Figure record listings:
·····

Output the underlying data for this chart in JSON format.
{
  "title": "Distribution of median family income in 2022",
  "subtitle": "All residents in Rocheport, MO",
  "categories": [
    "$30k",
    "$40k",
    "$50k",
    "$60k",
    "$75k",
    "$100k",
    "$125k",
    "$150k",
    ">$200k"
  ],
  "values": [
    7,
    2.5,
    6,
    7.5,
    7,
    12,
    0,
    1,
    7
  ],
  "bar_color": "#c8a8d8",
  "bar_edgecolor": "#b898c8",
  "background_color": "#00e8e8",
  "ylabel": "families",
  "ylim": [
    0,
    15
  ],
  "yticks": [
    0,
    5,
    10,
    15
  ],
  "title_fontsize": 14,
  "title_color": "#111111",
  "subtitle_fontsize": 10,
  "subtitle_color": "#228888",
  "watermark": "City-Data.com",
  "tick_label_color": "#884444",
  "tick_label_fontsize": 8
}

·····

All of the entries above need to be reproduced exactly.

Output the underlying data for this chart in JSON format.
{
  "title": "Distribution of median family income in 2022",
  "subtitle": "All residents in Rocheport, MO",
  "categories": [
    "$30k",
    "$40k",
    "$50k",
    "$60k",
    "$75k",
    "$100k",
    "$125k",
    "$150k",
    ">$200k"
  ],
  "values": [
    7,
    2.5,
    6,
    7.5,
    7,
    12,
    0,
    1,
    7
  ],
  "bar_color": "#c8a8d8",
  "bar_edgecolor": "#b898c8",
  "background_color": "#00e8e8",
  "ylabel": "families",
  "ylim": [
    0,
    15
  ],
  "yticks": [
    0,
    5,
    10,
    15
  ],
  "title_fontsize": 14,
  "title_color": "#111111",
  "subtitle_fontsize": 10,
  "subtitle_color": "#228888",
  "watermark": "City-Data.com",
  "tick_label_color": "#884444",
  "tick_label_fontsize": 8
}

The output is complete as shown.